▶ [Task to complete]
Check every line below for the string "this", and copy the lines that contain it.

▶ [Listing]

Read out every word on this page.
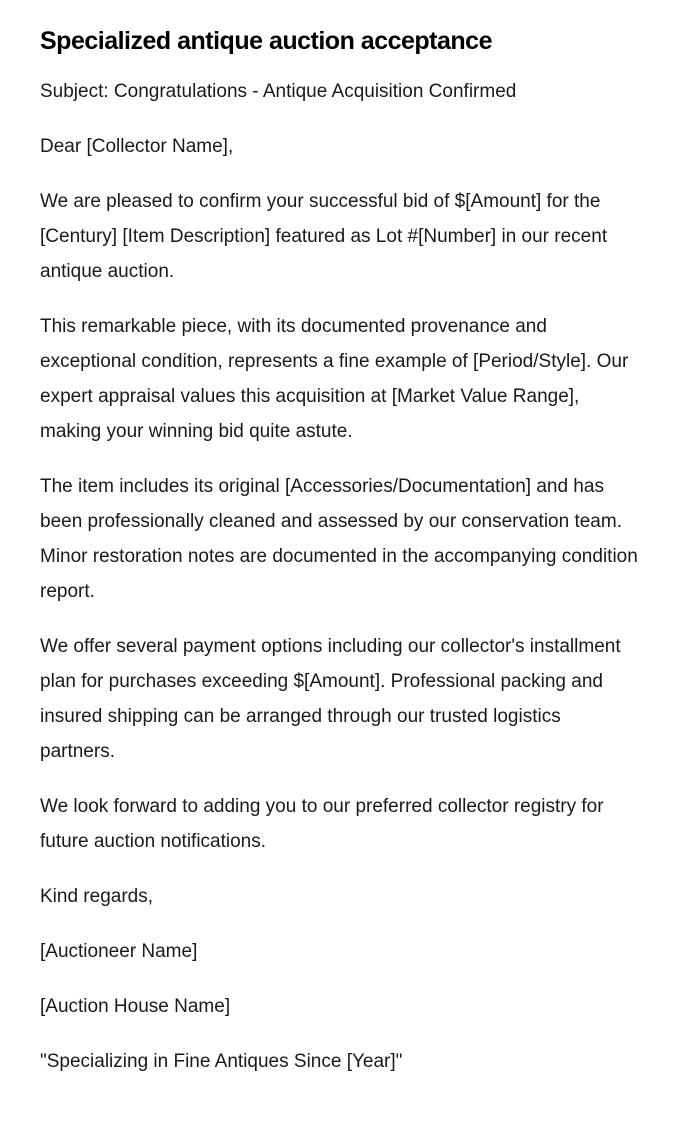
Specialized antique auction acceptance

Subject: Congratulations - Antique Acquisition Confirmed

Dear [Collector Name],

We are pleased to confirm your successful bid of $[Amount] for the [Century] [Item Description] featured as Lot #[Number] in our recent antique auction.

This remarkable piece, with its documented provenance and exceptional condition, represents a fine example of [Period/Style]. Our expert appraisal values this acquisition at [Market Value Range], making your winning bid quite astute.

The item includes its original [Accessories/Documentation] and has been professionally cleaned and assessed by our conservation team. Minor restoration notes are documented in the accompanying condition report.

We offer several payment options including our collector's installment plan for purchases exceeding $[Amount]. Professional packing and insured shipping can be arranged through our trusted logistics partners.

We look forward to adding you to our preferred collector registry for future auction notifications.

Kind regards,

[Auctioneer Name]

[Auction House Name]

"Specializing in Fine Antiques Since [Year]"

▶ [The answer]
Read out every word on this page.
This remarkable piece, with its documented provenance and exceptional condition, represents a fine example of [Period/Style]. Our expert appraisal values this acquisition at [Market Value Range], making your winning bid quite astute.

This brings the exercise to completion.